>> begin Items

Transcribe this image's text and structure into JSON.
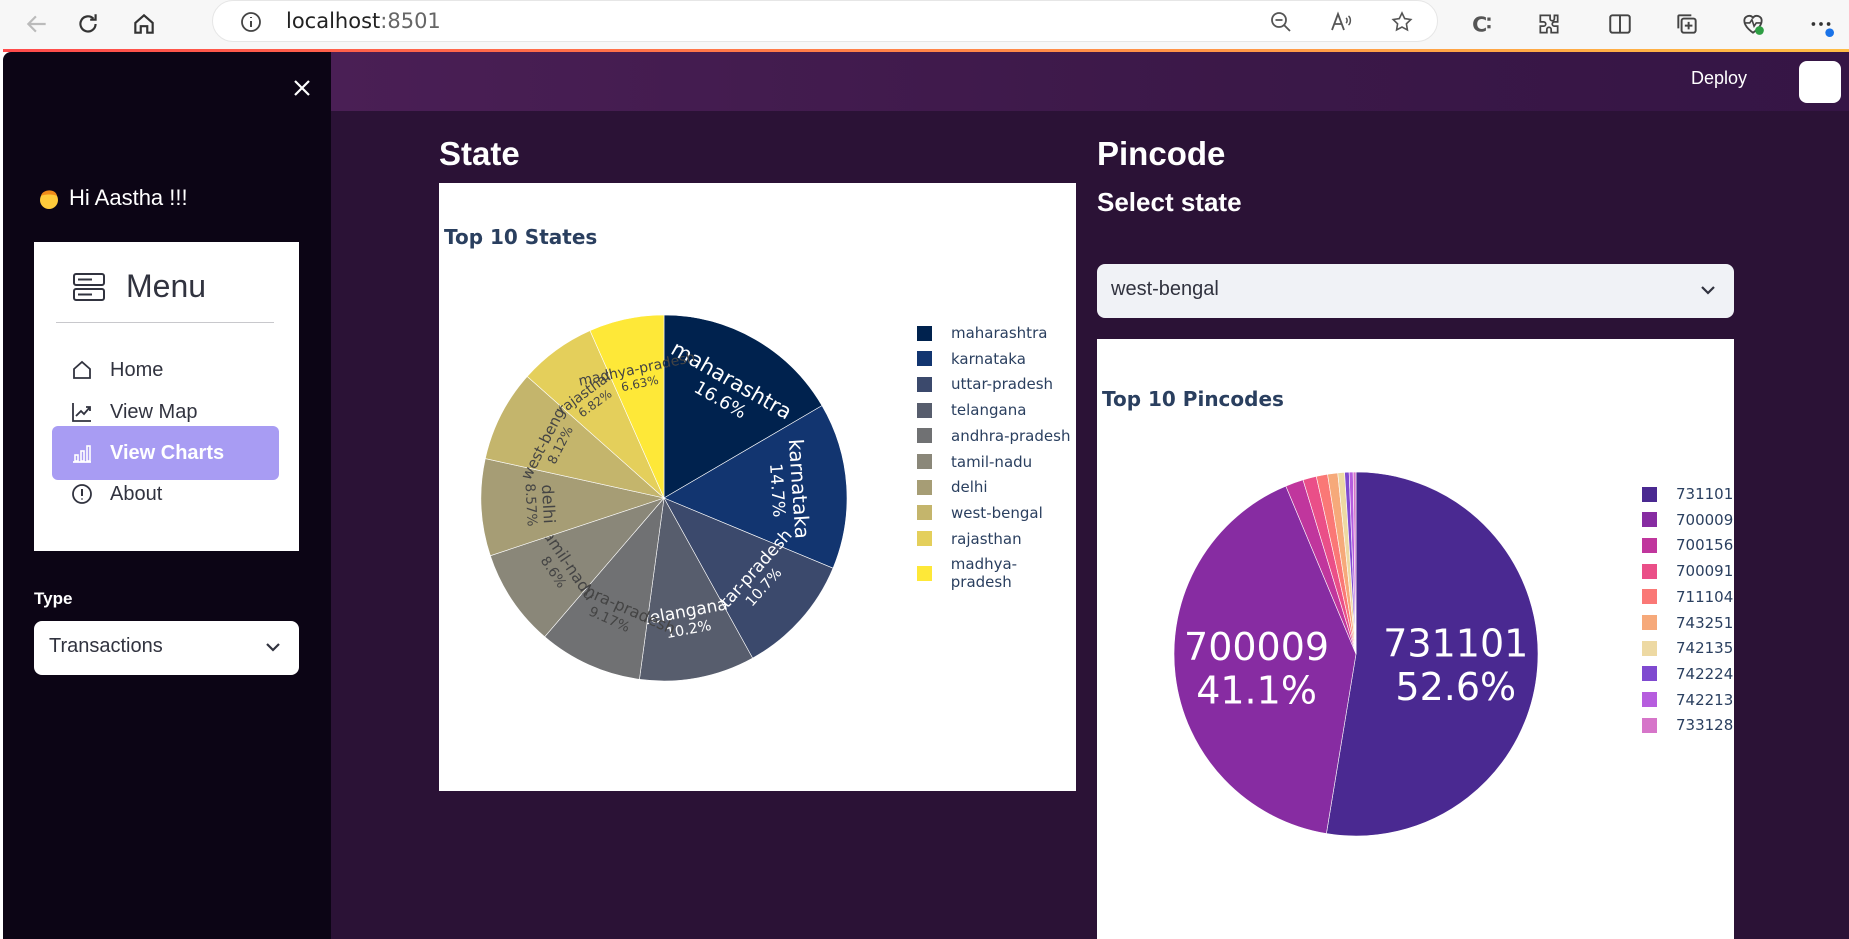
{
  "browser": {
    "url_host": "localhost",
    "url_port": ":8501"
  },
  "sidebar": {
    "greeting": "Hi Aastha !!!",
    "menu_title": "Menu",
    "menu_items": [
      {
        "label": "Home",
        "icon": "house-icon",
        "active": false
      },
      {
        "label": "View Map",
        "icon": "graph-up-icon",
        "active": false
      },
      {
        "label": "View Charts",
        "icon": "bar-chart-icon",
        "active": true
      },
      {
        "label": "About",
        "icon": "exclamation-circle-icon",
        "active": false
      }
    ],
    "type_label": "Type",
    "type_value": "Transactions"
  },
  "header": {
    "deploy_label": "Deploy"
  },
  "state_section": {
    "title": "State"
  },
  "pincode_section": {
    "title": "Pincode",
    "select_label": "Select state",
    "select_value": "west-bengal"
  },
  "chart_data": [
    {
      "type": "pie",
      "title": "Top 10 States",
      "labels": [
        "maharashtra",
        "karnataka",
        "uttar-pradesh",
        "telangana",
        "andhra-pradesh",
        "tamil-nadu",
        "delhi",
        "west-bengal",
        "rajasthan",
        "madhya-pradesh"
      ],
      "values": [
        16.6,
        14.7,
        10.7,
        10.2,
        9.17,
        8.6,
        8.57,
        8.12,
        6.82,
        6.63
      ],
      "value_labels": [
        "16.6%",
        "14.7%",
        "10.7%",
        "10.2%",
        "9.17%",
        "8.6%",
        "8.57%",
        "8.12%",
        "6.82%",
        "6.63%"
      ],
      "colors": [
        "#00224e",
        "#123570",
        "#3b496c",
        "#575d6d",
        "#707173",
        "#8a8779",
        "#a69d75",
        "#c4b56c",
        "#e4cf5b",
        "#fee838"
      ],
      "legend": "right"
    },
    {
      "type": "pie",
      "title": "Top 10 Pincodes",
      "labels": [
        "731101",
        "700009",
        "700156",
        "700091",
        "711104",
        "743251",
        "742135",
        "742224",
        "742213",
        "733128"
      ],
      "values": [
        52.6,
        41.1,
        1.6,
        1.2,
        1.0,
        0.9,
        0.6,
        0.4,
        0.35,
        0.25
      ],
      "value_labels": [
        "52.6%",
        "41.1%"
      ],
      "colors": [
        "#4a2991",
        "#872ca2",
        "#c0369d",
        "#ea4f88",
        "#fa7876",
        "#f6a97a",
        "#edd9a3",
        "#7f4ad0",
        "#b65dde",
        "#d675c9"
      ],
      "legend": "right"
    }
  ]
}
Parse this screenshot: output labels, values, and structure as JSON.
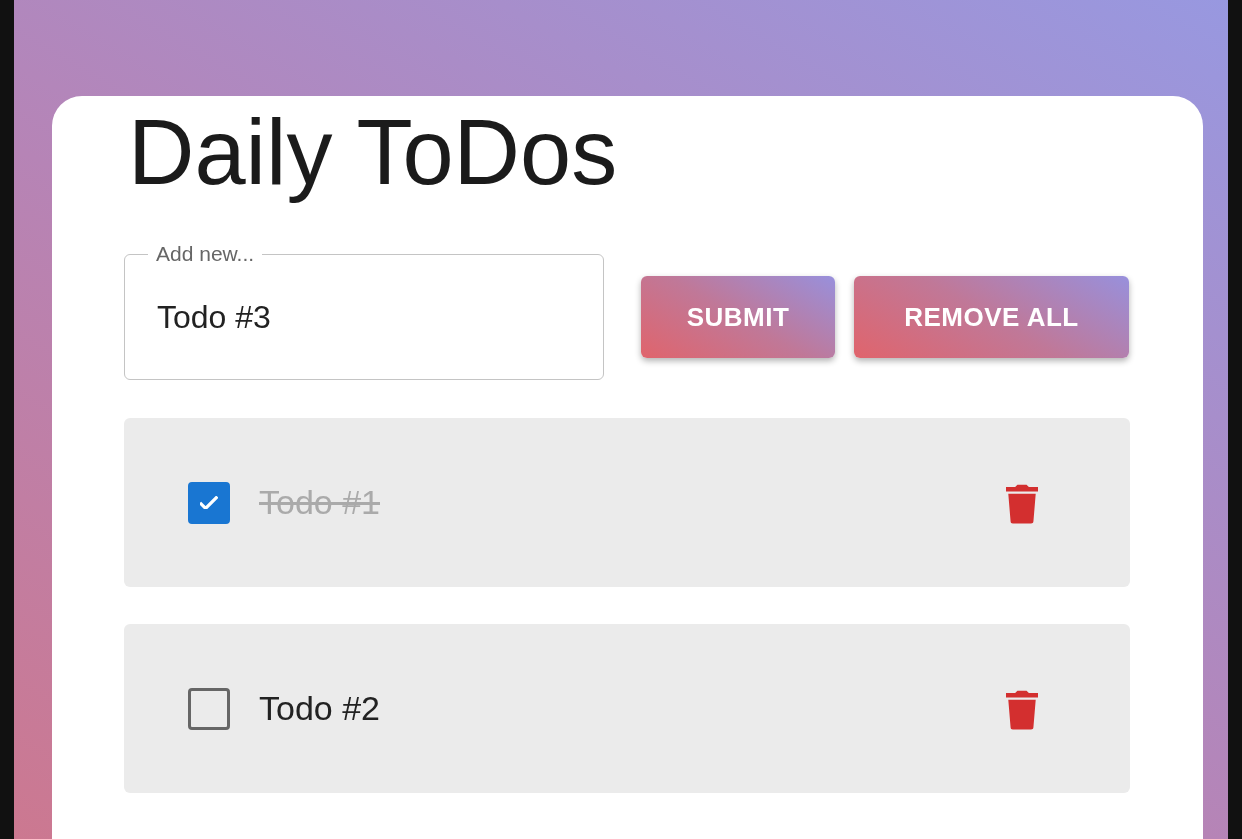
{
  "title": "Daily ToDos",
  "input": {
    "label": "Add new...",
    "value": "Todo #3"
  },
  "buttons": [
    {
      "label": "SUBMIT"
    },
    {
      "label": "REMOVE ALL"
    }
  ],
  "todos": [
    {
      "text": "Todo #1",
      "checked": true
    },
    {
      "text": "Todo #2",
      "checked": false
    }
  ]
}
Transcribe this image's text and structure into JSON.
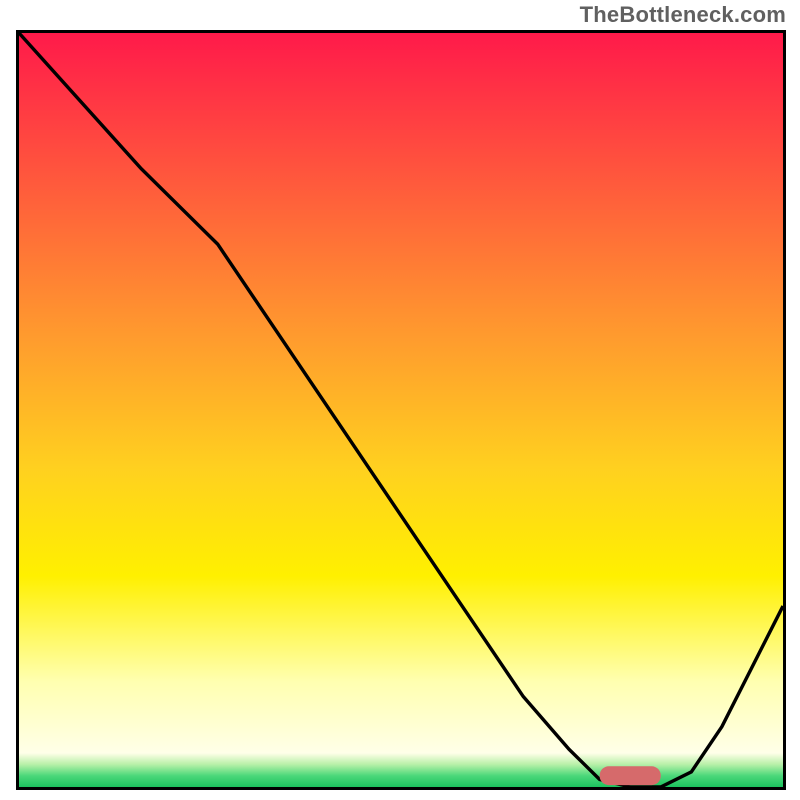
{
  "watermark": "TheBottleneck.com",
  "colors": {
    "frame": "#000000",
    "line": "#000000",
    "marker": "#d66a6b",
    "gradient_stops": [
      {
        "offset": 0.0,
        "color": "#ff1a4a"
      },
      {
        "offset": 0.2,
        "color": "#ff5a3c"
      },
      {
        "offset": 0.4,
        "color": "#ff9a2e"
      },
      {
        "offset": 0.58,
        "color": "#ffd11f"
      },
      {
        "offset": 0.72,
        "color": "#fff000"
      },
      {
        "offset": 0.86,
        "color": "#ffffb0"
      },
      {
        "offset": 0.955,
        "color": "#ffffe8"
      },
      {
        "offset": 0.97,
        "color": "#b8f0a8"
      },
      {
        "offset": 0.985,
        "color": "#4cd87a"
      },
      {
        "offset": 1.0,
        "color": "#1cc25e"
      }
    ]
  },
  "chart_data": {
    "type": "line",
    "title": "",
    "xlabel": "",
    "ylabel": "",
    "xlim": [
      0,
      100
    ],
    "ylim": [
      0,
      100
    ],
    "series": [
      {
        "name": "bottleneck-curve",
        "x": [
          0,
          8,
          16,
          24,
          26,
          34,
          42,
          50,
          58,
          66,
          72,
          76,
          80,
          84,
          88,
          92,
          96,
          100
        ],
        "y": [
          100,
          91,
          82,
          74,
          72,
          60,
          48,
          36,
          24,
          12,
          5,
          1,
          0,
          0,
          2,
          8,
          16,
          24
        ]
      }
    ],
    "marker": {
      "name": "optimal-range",
      "x_start": 76,
      "x_end": 84,
      "y": 1.5,
      "thickness": 2.5
    }
  }
}
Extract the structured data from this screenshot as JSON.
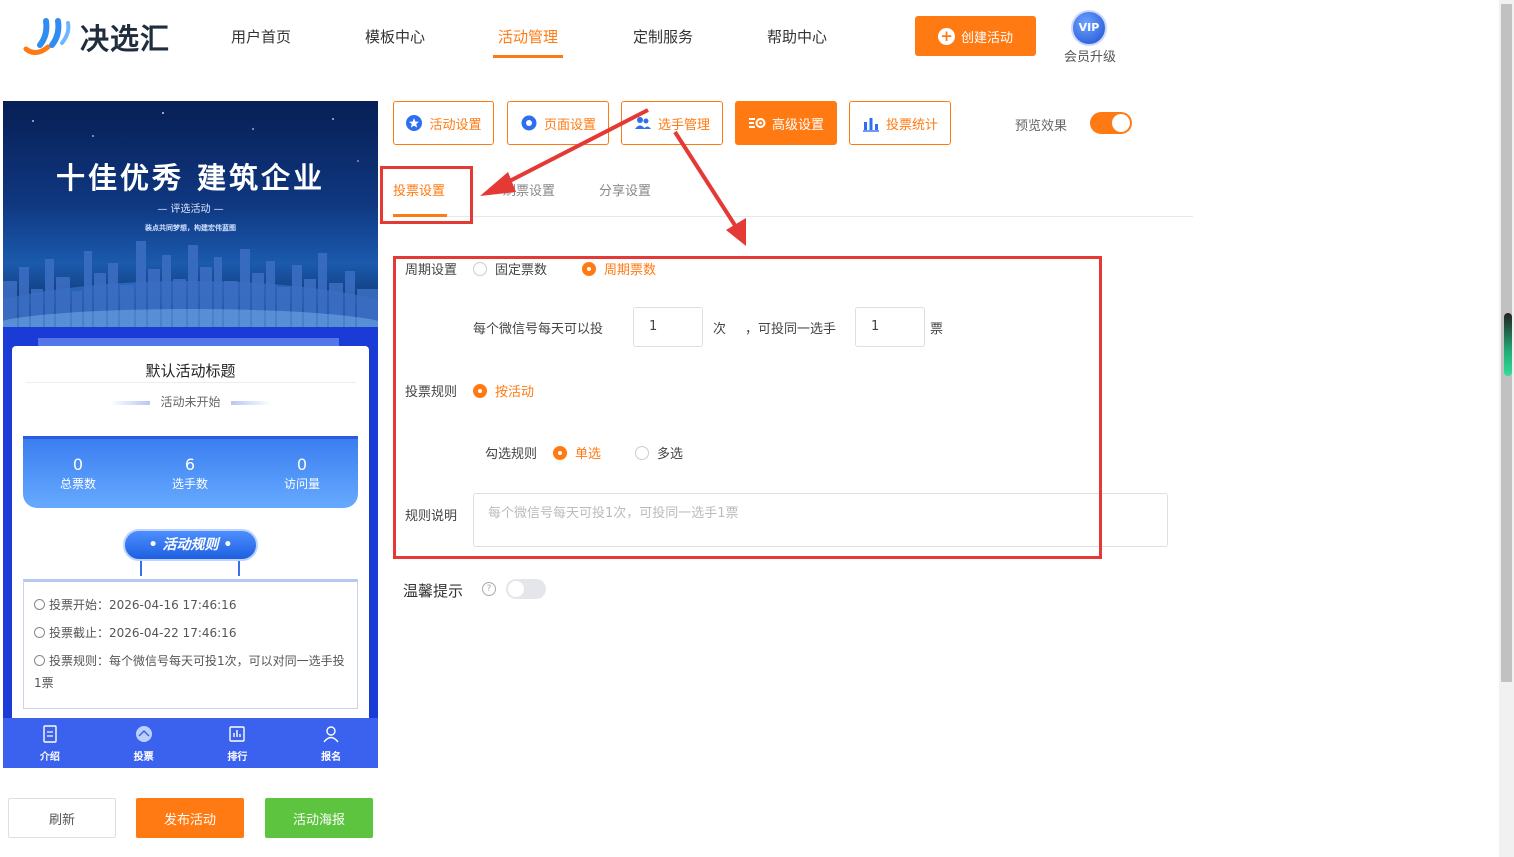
{
  "header": {
    "logo_text": "决选汇",
    "nav": [
      "用户首页",
      "模板中心",
      "活动管理",
      "定制服务",
      "帮助中心"
    ],
    "active_nav": "活动管理",
    "create_button": "创建活动",
    "vip_badge": "VIP",
    "vip_label": "会员升级"
  },
  "phone": {
    "banner_title": "十佳优秀 建筑企业",
    "banner_sub": "— 评选活动 —",
    "banner_slogan": "装点共同梦想，构建宏伟蓝图",
    "card_title": "默认活动标题",
    "card_status": "活动未开始",
    "stats": [
      {
        "value": "0",
        "label": "总票数"
      },
      {
        "value": "6",
        "label": "选手数"
      },
      {
        "value": "0",
        "label": "访问量"
      }
    ],
    "rules_button": "• 活动规则 •",
    "rules": {
      "start": "投票开始：2026-04-16 17:46:16",
      "end": "投票截止：2026-04-22 17:46:16",
      "rule": "投票规则：每个微信号每天可投1次，可以对同一选手投1票"
    },
    "tabbar": [
      "介绍",
      "投票",
      "排行",
      "报名"
    ]
  },
  "bottom_buttons": {
    "refresh": "刷新",
    "publish": "发布活动",
    "poster": "活动海报"
  },
  "toolbar": {
    "activity_settings": "活动设置",
    "page_settings": "页面设置",
    "player_management": "选手管理",
    "advanced_settings": "高级设置",
    "vote_stats": "投票统计",
    "preview_label": "预览效果"
  },
  "subtabs": [
    "投票设置",
    "刷票设置",
    "分享设置"
  ],
  "form": {
    "cycle_label": "周期设置",
    "cycle_options": [
      "固定票数",
      "周期票数"
    ],
    "daily_prefix": "每个微信号每天可以投",
    "daily_value": "1",
    "times_unit": "次",
    "same_player_text": "，可投同一选手",
    "same_value": "1",
    "votes_unit": "票",
    "vote_rule_label": "投票规则",
    "vote_rule_option": "按活动",
    "check_rule_label": "勾选规则",
    "check_options": [
      "单选",
      "多选"
    ],
    "rule_desc_label": "规则说明",
    "rule_desc_placeholder": "每个微信号每天可投1次，可投同一选手1票",
    "tip_label": "温馨提示",
    "help_mark": "?"
  },
  "colors": {
    "accent": "#ff7a12",
    "annotation_red": "#e53935",
    "phone_blue": "#1a3bd6",
    "green": "#5cc43e"
  }
}
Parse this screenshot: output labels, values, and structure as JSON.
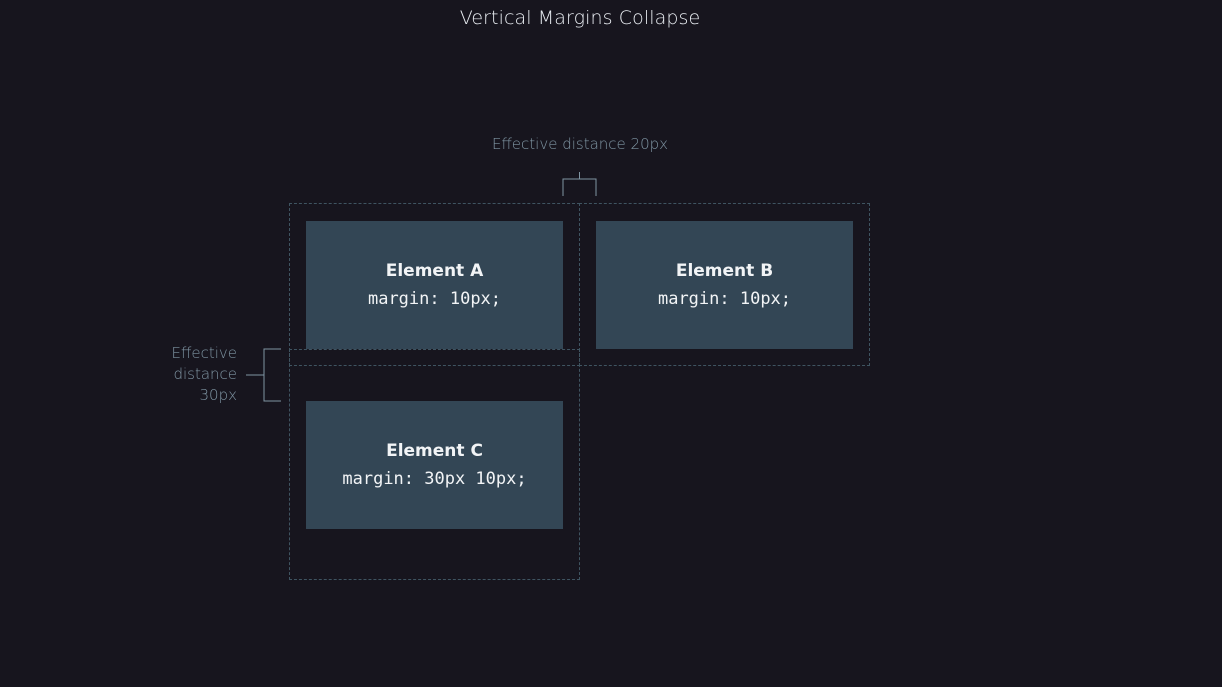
{
  "title": "Vertical Margins Collapse",
  "elements": {
    "a": {
      "name": "Element A",
      "code": "margin: 10px;"
    },
    "b": {
      "name": "Element B",
      "code": "margin: 10px;"
    },
    "c": {
      "name": "Element C",
      "code": "margin: 30px 10px;"
    }
  },
  "annotations": {
    "horizontal": "Effective distance 20px",
    "vertical_lines": [
      "Effective",
      "distance",
      "30px"
    ]
  },
  "colors": {
    "background": "#17151e",
    "element_fill": "#334655",
    "margin_outline": "#3f5461",
    "annotation_text": "#7f95a3"
  }
}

>> end Items

Instruction: Scan the records for the string "offset". Copy each line in which it appears.

In response:
        "offset": 0.0,
        "offset": 0.2,
        "offset": 0.4,
        "offset": 0.58,
        "offset": 0.72,
        "offset": 0.86,
        "offset": 0.955,
        "offset": 0.97,
        "offset": 0.985,
        "offset": 1.0,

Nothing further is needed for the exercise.